> _Required task_:
Skip all pictures; return exactly the lines from the one containing "Serialize everything readable" through the end of the data.

> _Data rows_:
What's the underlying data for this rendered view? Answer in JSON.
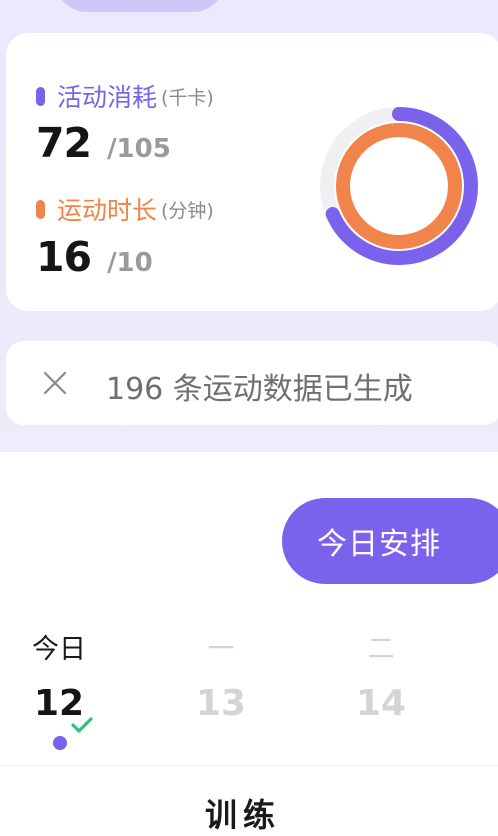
{
  "colors": {
    "accent_purple": "#7a62ec",
    "accent_orange": "#f0844a",
    "ring_track": "#f0eff2"
  },
  "summary": {
    "calories": {
      "label": "活动消耗",
      "unit": "(千卡)",
      "value": "72",
      "goal": "/105",
      "progress": 0.686
    },
    "duration": {
      "label": "运动时长",
      "unit": "(分钟)",
      "value": "16",
      "goal": "/10",
      "progress": 1.0
    }
  },
  "notice": {
    "icon": "close-icon",
    "text": "196 条运动数据已生成"
  },
  "schedule": {
    "button_label": "今日安排",
    "days": [
      {
        "weekday": "今日",
        "day": "12",
        "completed": true,
        "selected": true
      },
      {
        "weekday": "一",
        "day": "13"
      },
      {
        "weekday": "二",
        "day": "14"
      }
    ]
  },
  "section": {
    "title": "训练"
  }
}
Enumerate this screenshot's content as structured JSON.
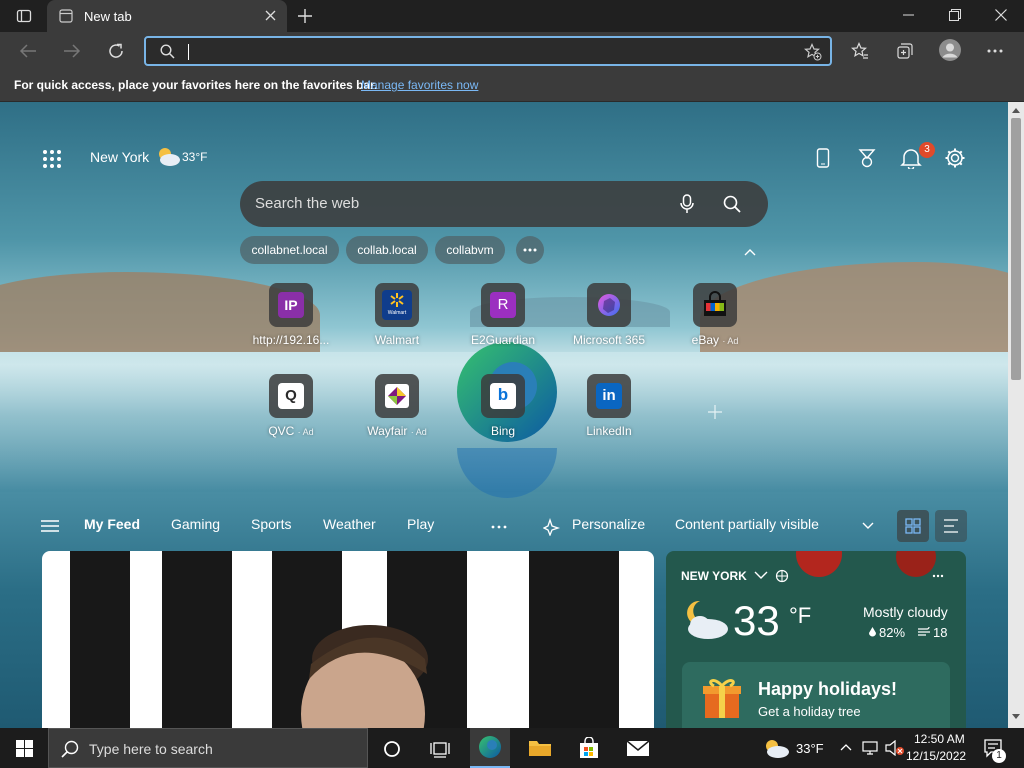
{
  "browser": {
    "tab_title": "New tab",
    "favorites_message": "For quick access, place your favorites here on the favorites bar.",
    "manage_favorites_link": "Manage favorites now"
  },
  "newtab": {
    "location": "New York",
    "temperature": "33°F",
    "notification_count": "3",
    "search_placeholder": "Search the web",
    "recent_searches": [
      "collabnet.local",
      "collab.local",
      "collabvm"
    ],
    "quick_links": [
      {
        "label": "http://192.16...",
        "icon_text": "IP",
        "icon_bg": "#8a2fa8"
      },
      {
        "label": "Walmart",
        "icon_text": "Walmart",
        "icon_bg": "#0f3d8c"
      },
      {
        "label": "E2Guardian",
        "icon_text": "R",
        "icon_bg": "#9b2fc0"
      },
      {
        "label": "Microsoft 365",
        "icon_text": "",
        "icon_bg": "#4a3aa8"
      },
      {
        "label": "eBay",
        "ad": "· Ad",
        "icon_text": "",
        "icon_bg": "#ffffff"
      },
      {
        "label": "QVC",
        "ad": "· Ad",
        "icon_text": "Q",
        "icon_bg": "#ffffff"
      },
      {
        "label": "Wayfair",
        "ad": "· Ad",
        "icon_text": "",
        "icon_bg": "#ffffff"
      },
      {
        "label": "Bing",
        "icon_text": "b",
        "icon_bg": "#ffffff"
      },
      {
        "label": "LinkedIn",
        "icon_text": "in",
        "icon_bg": "#0a66c2"
      }
    ]
  },
  "feed": {
    "tabs": [
      "My Feed",
      "Gaming",
      "Sports",
      "Weather",
      "Play"
    ],
    "personalize_label": "Personalize",
    "content_visibility": "Content partially visible"
  },
  "weather_card": {
    "city": "NEW YORK",
    "temperature": "33",
    "unit": "°F",
    "condition": "Mostly cloudy",
    "humidity": "82%",
    "wind": "18",
    "promo_title": "Happy holidays!",
    "promo_subtitle": "Get a holiday tree"
  },
  "taskbar": {
    "search_placeholder": "Type here to search",
    "weather_temp": "33°F",
    "time": "12:50 AM",
    "date": "12/15/2022",
    "notification_count": "1"
  },
  "colors": {
    "accent": "#78b4e6",
    "link": "#7ab8f5",
    "notification_badge": "#e04a2a"
  }
}
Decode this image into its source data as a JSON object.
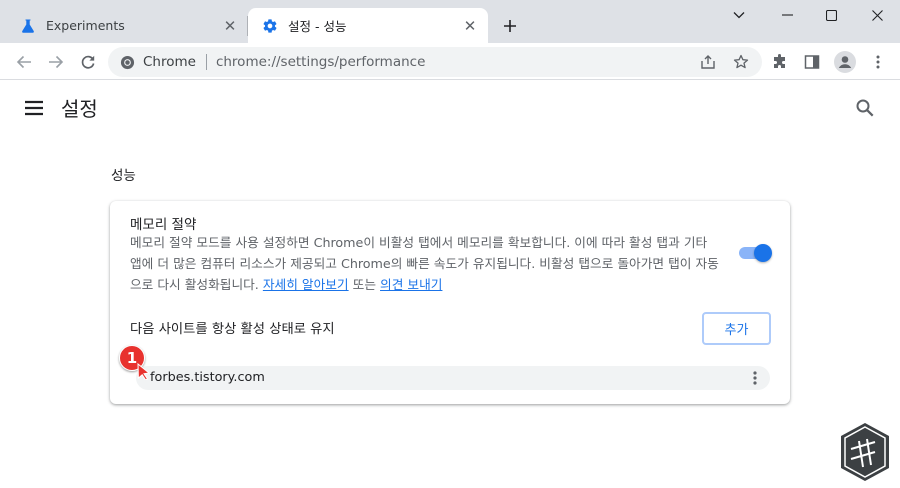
{
  "tabs": [
    {
      "title": "Experiments",
      "icon": "flask-icon",
      "active": false
    },
    {
      "title": "설정 - 성능",
      "icon": "gear-icon",
      "active": true
    }
  ],
  "toolbar": {
    "omnibox_chip": "Chrome",
    "omnibox_url": "chrome://settings/performance"
  },
  "settings": {
    "title": "설정"
  },
  "section": {
    "title": "성능"
  },
  "memory_saver": {
    "title": "메모리 절약",
    "desc_text": "메모리 절약 모드를 사용 설정하면 Chrome이 비활성 탭에서 메모리를 확보합니다. 이에 따라 활성 탭과 기타 앱에 더 많은 컴퓨터 리소스가 제공되고 Chrome의 빠른 속도가 유지됩니다. 비활성 탭으로 돌아가면 탭이 자동으로 다시 활성화됩니다. ",
    "learn_more_link": "자세히 알아보기",
    "conjunction": " 또는 ",
    "feedback_link": "의견 보내기",
    "enabled": true
  },
  "keep_active": {
    "label": "다음 사이트를 항상 활성 상태로 유지",
    "add_button": "추가",
    "sites": [
      "forbes.tistory.com"
    ]
  },
  "annotation": {
    "number": "1"
  },
  "colors": {
    "accent": "#1a73e8",
    "tabstrip": "#dee1e6",
    "marker": "#e8322e"
  }
}
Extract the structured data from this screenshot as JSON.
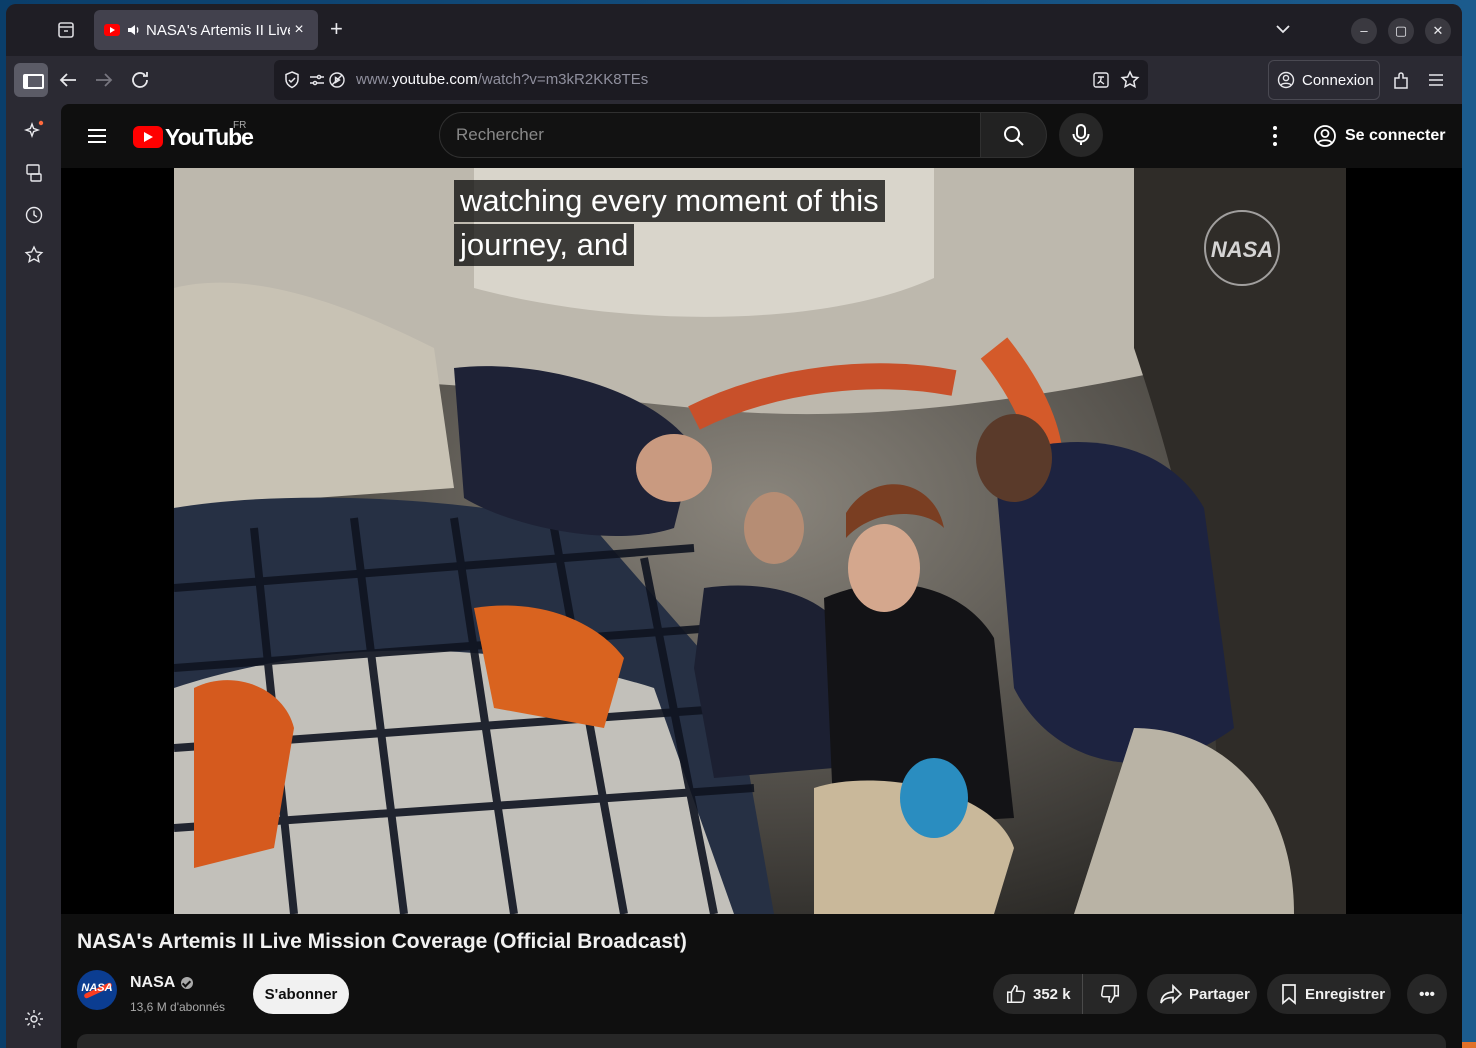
{
  "browser": {
    "tab": {
      "title": "NASA's Artemis II Live",
      "close": "×"
    },
    "new_tab": "+",
    "window_controls": {
      "minimize": "–",
      "maximize": "▢",
      "close": "✕"
    },
    "url": {
      "prefix": "www.",
      "host": "youtube.com",
      "path": "/watch?v=m3kR2KK8TEs"
    },
    "connexion_label": "Connexion",
    "sidebar_icons": [
      "ai-sparkle-icon",
      "synced-tabs-icon",
      "history-icon",
      "bookmarks-icon",
      "settings-icon"
    ]
  },
  "youtube": {
    "logo_word": "YouTube",
    "country_code": "FR",
    "search_placeholder": "Rechercher",
    "signin_label": "Se connecter",
    "caption_lines": [
      "watching every moment of this",
      "journey, and"
    ],
    "watermark": "NASA",
    "video_title": "NASA's Artemis II Live Mission Coverage (Official Broadcast)",
    "channel": {
      "name": "NASA",
      "avatar_text": "NASA",
      "subscribers": "13,6 M d'abonnés"
    },
    "subscribe_label": "S'abonner",
    "likes": "352 k",
    "share_label": "Partager",
    "save_label": "Enregistrer",
    "more_actions": "•••"
  },
  "colors": {
    "youtube_red": "#ff0000",
    "nasa_blue": "#0b3d91",
    "nasa_red": "#fc3d21",
    "firefox_chrome": "#2b2a33"
  }
}
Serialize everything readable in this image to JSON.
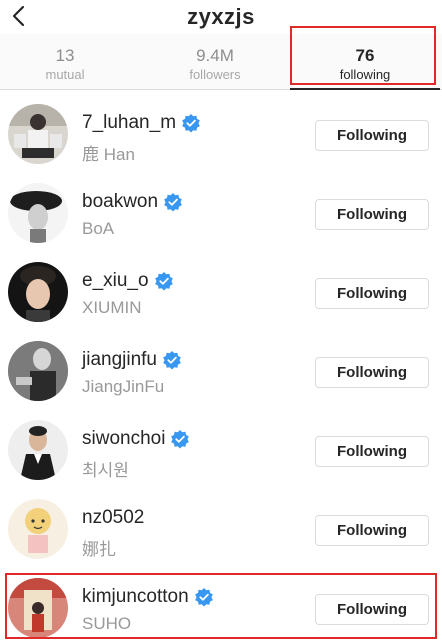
{
  "header": {
    "title": "zyxzjs",
    "back_icon": "chevron-left-icon"
  },
  "tabs": [
    {
      "count": "13",
      "label": "mutual",
      "active": false
    },
    {
      "count": "9.4M",
      "label": "followers",
      "active": false
    },
    {
      "count": "76",
      "label": "following",
      "active": true
    }
  ],
  "colors": {
    "highlight": "#e02a2a",
    "verified": "#3897f0",
    "secondary_text": "#999999"
  },
  "following_list": [
    {
      "username": "7_luhan_m",
      "full_name": "鹿 Han",
      "verified": true,
      "button": "Following"
    },
    {
      "username": "boakwon",
      "full_name": "BoA",
      "verified": true,
      "button": "Following"
    },
    {
      "username": "e_xiu_o",
      "full_name": "XIUMIN",
      "verified": true,
      "button": "Following"
    },
    {
      "username": "jiangjinfu",
      "full_name": "JiangJinFu",
      "verified": true,
      "button": "Following"
    },
    {
      "username": "siwonchoi",
      "full_name": "최시원",
      "verified": true,
      "button": "Following"
    },
    {
      "username": "nz0502",
      "full_name": "娜扎",
      "verified": false,
      "button": "Following"
    },
    {
      "username": "kimjuncotton",
      "full_name": "SUHO",
      "verified": true,
      "button": "Following"
    }
  ]
}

> _Correct result_:
Serialize everything readable in this image to JSON.
{
  "header": {
    "title": "zyxzjs",
    "back_icon": "chevron-left-icon"
  },
  "tabs": [
    {
      "count": "13",
      "label": "mutual",
      "active": false
    },
    {
      "count": "9.4M",
      "label": "followers",
      "active": false
    },
    {
      "count": "76",
      "label": "following",
      "active": true
    }
  ],
  "colors": {
    "highlight": "#e02a2a",
    "verified": "#3897f0",
    "secondary_text": "#999999"
  },
  "following_list": [
    {
      "username": "7_luhan_m",
      "full_name": "鹿 Han",
      "verified": true,
      "button": "Following"
    },
    {
      "username": "boakwon",
      "full_name": "BoA",
      "verified": true,
      "button": "Following"
    },
    {
      "username": "e_xiu_o",
      "full_name": "XIUMIN",
      "verified": true,
      "button": "Following"
    },
    {
      "username": "jiangjinfu",
      "full_name": "JiangJinFu",
      "verified": true,
      "button": "Following"
    },
    {
      "username": "siwonchoi",
      "full_name": "최시원",
      "verified": true,
      "button": "Following"
    },
    {
      "username": "nz0502",
      "full_name": "娜扎",
      "verified": false,
      "button": "Following"
    },
    {
      "username": "kimjuncotton",
      "full_name": "SUHO",
      "verified": true,
      "button": "Following"
    }
  ]
}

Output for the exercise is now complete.